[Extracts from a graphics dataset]
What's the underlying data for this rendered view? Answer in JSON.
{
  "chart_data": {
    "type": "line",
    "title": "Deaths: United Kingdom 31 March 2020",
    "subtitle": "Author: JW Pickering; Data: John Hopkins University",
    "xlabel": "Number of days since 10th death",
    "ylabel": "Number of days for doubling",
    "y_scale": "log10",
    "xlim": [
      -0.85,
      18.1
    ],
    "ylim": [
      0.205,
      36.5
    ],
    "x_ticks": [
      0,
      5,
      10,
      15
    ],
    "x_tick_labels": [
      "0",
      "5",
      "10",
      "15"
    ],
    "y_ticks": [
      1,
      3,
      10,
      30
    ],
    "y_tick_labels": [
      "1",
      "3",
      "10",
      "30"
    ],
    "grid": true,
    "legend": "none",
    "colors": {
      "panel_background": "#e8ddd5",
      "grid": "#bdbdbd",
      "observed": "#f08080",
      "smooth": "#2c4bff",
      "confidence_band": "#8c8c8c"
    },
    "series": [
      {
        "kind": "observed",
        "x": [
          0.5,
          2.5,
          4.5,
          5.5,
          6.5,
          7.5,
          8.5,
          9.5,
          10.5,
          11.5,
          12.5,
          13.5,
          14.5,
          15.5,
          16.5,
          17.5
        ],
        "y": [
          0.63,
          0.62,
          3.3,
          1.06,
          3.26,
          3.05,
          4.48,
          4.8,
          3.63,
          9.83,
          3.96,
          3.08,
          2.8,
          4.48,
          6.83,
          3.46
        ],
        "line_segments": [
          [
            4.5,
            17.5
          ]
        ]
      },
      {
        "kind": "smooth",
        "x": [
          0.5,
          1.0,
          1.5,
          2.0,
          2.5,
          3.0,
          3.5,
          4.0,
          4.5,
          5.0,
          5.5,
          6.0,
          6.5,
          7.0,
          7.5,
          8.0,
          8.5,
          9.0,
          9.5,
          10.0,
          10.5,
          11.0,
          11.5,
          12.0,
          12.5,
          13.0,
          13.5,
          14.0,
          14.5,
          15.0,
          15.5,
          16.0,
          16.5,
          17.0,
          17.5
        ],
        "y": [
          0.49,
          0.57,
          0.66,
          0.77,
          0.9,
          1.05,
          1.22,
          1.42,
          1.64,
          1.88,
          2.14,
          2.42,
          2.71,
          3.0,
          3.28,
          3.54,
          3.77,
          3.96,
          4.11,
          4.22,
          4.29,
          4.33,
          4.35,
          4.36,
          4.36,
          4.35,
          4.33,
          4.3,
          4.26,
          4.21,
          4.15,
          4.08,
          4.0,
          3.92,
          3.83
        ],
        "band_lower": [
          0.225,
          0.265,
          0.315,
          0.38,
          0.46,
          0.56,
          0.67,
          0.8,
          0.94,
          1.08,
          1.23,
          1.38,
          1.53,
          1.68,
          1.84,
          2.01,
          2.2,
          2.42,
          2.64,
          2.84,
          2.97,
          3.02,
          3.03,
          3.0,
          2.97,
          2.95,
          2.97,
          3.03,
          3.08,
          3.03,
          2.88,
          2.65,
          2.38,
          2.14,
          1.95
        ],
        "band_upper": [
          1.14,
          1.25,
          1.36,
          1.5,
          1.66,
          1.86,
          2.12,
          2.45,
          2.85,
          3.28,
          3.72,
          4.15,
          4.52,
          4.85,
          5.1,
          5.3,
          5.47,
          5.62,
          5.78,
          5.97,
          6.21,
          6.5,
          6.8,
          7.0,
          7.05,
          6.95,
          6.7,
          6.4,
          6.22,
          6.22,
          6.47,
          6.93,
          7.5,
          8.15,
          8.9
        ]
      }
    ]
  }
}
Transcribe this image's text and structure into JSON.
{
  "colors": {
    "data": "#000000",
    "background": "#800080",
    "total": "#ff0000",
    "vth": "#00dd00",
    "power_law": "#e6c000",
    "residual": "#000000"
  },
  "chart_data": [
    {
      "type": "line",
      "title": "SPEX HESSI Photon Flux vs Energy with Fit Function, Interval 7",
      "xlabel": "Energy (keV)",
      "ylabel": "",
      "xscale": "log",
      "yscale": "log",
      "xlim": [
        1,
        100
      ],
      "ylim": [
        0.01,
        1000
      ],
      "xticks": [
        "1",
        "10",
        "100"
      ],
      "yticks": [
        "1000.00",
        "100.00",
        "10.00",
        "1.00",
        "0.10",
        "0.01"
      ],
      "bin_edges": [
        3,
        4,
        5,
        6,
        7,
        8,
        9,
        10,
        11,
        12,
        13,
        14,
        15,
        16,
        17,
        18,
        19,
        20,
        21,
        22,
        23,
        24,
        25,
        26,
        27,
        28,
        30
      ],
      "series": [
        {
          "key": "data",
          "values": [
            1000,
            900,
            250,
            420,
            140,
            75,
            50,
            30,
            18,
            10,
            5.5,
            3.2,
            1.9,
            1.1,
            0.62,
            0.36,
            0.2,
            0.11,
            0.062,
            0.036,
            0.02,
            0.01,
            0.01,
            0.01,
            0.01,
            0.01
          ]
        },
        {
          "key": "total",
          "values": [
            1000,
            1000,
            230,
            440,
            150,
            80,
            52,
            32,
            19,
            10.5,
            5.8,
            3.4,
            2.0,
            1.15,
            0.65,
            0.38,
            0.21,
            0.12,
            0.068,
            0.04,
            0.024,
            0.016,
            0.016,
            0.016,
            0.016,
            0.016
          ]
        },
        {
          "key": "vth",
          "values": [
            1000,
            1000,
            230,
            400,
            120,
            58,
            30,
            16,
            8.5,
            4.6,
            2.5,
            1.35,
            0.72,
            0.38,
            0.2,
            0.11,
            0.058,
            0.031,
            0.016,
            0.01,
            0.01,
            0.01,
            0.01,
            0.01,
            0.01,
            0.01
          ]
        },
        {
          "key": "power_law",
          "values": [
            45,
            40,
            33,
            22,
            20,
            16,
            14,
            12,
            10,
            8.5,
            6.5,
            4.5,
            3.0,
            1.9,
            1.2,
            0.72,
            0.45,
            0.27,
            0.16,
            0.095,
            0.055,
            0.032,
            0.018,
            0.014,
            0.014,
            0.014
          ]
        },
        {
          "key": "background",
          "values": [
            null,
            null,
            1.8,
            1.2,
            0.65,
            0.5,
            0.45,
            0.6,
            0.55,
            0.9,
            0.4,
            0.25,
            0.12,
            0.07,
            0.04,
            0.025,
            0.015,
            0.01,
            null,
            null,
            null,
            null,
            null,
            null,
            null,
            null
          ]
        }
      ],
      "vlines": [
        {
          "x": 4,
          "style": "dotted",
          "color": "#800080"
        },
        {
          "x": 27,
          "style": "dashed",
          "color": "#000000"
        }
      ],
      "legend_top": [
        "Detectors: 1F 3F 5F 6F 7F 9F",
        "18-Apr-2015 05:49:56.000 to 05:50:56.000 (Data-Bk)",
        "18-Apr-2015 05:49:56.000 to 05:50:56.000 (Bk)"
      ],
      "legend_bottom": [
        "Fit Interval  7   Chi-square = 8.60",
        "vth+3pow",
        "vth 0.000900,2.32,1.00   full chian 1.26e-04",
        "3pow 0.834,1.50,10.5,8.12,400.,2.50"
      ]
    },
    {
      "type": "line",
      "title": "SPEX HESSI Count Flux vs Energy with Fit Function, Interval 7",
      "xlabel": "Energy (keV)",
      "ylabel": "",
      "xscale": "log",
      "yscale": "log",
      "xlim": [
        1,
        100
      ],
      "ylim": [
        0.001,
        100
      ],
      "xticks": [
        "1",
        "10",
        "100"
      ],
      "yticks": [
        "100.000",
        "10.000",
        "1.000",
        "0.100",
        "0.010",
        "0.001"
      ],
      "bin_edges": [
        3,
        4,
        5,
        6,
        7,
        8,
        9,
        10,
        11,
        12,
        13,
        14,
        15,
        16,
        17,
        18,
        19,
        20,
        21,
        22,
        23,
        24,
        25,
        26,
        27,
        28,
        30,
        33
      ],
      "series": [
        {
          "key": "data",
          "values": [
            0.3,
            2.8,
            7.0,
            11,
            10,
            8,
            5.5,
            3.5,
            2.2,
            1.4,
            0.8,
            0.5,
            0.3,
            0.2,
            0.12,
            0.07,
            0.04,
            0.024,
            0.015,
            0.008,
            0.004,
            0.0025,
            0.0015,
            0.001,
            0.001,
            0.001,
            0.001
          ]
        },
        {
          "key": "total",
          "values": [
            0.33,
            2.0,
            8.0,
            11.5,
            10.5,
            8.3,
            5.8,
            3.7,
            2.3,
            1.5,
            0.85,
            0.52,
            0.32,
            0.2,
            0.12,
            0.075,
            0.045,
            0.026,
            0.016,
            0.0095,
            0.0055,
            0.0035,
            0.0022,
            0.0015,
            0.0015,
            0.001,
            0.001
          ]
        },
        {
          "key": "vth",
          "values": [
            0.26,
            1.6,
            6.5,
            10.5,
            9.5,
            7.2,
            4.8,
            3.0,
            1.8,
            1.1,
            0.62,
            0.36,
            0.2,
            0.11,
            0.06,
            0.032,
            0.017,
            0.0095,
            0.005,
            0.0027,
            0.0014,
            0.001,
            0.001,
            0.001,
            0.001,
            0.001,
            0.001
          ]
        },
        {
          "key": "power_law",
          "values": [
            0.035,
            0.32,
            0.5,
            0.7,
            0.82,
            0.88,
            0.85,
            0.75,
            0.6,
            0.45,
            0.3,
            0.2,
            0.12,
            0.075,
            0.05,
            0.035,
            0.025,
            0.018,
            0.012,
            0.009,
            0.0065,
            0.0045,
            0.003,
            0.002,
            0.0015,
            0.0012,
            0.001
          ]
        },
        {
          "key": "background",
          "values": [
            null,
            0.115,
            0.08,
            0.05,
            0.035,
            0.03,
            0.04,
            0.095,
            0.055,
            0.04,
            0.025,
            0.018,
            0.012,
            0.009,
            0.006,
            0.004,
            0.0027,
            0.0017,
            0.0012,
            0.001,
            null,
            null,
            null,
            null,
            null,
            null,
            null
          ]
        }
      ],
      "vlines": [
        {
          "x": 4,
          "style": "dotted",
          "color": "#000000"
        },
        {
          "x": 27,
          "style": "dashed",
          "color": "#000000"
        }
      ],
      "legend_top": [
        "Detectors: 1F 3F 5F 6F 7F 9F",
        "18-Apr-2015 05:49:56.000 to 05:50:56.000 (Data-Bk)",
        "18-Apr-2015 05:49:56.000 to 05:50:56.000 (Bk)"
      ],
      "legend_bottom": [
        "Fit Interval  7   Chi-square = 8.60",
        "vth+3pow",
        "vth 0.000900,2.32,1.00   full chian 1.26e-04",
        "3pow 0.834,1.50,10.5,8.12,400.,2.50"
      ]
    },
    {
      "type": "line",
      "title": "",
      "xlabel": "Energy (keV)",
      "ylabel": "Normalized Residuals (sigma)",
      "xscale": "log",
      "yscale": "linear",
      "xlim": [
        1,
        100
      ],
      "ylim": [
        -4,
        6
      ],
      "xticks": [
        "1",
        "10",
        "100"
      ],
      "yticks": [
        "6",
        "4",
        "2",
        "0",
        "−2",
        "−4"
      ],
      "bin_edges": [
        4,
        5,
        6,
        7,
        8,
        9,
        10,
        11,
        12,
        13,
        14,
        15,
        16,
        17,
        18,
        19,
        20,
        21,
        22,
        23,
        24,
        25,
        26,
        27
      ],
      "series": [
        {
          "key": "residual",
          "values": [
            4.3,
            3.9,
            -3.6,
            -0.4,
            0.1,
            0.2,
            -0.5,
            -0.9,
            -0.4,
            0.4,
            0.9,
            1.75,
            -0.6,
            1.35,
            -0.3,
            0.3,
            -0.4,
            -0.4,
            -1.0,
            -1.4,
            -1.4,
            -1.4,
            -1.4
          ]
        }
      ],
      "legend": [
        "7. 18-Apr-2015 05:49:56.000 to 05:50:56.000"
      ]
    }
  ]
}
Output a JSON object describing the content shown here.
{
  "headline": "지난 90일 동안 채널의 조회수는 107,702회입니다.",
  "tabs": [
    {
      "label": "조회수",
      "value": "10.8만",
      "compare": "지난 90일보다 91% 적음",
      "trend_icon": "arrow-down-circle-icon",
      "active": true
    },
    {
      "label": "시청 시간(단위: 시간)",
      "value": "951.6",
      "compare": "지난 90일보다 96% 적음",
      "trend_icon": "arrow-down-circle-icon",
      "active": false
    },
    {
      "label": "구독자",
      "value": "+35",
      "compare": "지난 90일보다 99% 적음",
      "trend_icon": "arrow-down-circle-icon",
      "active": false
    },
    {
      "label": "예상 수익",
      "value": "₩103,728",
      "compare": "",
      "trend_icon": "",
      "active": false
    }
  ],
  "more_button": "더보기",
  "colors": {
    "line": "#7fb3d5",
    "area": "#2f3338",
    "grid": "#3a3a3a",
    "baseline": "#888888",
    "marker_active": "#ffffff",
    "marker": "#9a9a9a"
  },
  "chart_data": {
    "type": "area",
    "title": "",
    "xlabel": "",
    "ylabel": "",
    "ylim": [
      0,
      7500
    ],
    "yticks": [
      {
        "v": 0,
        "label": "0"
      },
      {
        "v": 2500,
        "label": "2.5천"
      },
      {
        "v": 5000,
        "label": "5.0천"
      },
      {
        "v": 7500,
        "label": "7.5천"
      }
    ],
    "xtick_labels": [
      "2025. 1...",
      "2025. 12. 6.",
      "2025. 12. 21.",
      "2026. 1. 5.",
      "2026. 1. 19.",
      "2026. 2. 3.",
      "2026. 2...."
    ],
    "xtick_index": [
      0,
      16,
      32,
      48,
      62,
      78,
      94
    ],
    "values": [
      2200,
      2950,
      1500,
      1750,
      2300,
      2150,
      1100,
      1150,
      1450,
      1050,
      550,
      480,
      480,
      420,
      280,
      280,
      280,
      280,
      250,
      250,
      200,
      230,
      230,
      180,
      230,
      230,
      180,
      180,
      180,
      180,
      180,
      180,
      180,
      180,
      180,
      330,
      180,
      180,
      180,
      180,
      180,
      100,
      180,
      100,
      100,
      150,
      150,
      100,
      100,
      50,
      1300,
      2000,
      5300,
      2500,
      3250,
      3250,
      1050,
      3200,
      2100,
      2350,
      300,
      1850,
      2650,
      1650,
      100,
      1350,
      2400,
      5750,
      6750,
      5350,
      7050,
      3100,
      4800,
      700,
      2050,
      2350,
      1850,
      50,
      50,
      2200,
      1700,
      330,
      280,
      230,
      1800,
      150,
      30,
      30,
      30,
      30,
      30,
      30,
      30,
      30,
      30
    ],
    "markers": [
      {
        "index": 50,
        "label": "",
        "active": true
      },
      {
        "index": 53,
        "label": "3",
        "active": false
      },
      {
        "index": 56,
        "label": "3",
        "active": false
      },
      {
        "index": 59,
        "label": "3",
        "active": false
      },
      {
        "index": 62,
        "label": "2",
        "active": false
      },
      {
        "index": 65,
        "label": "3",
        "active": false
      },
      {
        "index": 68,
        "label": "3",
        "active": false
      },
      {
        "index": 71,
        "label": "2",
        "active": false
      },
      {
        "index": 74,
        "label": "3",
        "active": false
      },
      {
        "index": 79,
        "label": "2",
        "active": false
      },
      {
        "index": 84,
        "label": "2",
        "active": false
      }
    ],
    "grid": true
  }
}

AIM OF THE TASK: Pick out all the lines with the word "HESSI" in them and copy them.

CORRECT RESULT:
      "title": "SPEX HESSI Photon Flux vs Energy with Fit Function, Interval 7",
      "title": "SPEX HESSI Count Flux vs Energy with Fit Function, Interval 7",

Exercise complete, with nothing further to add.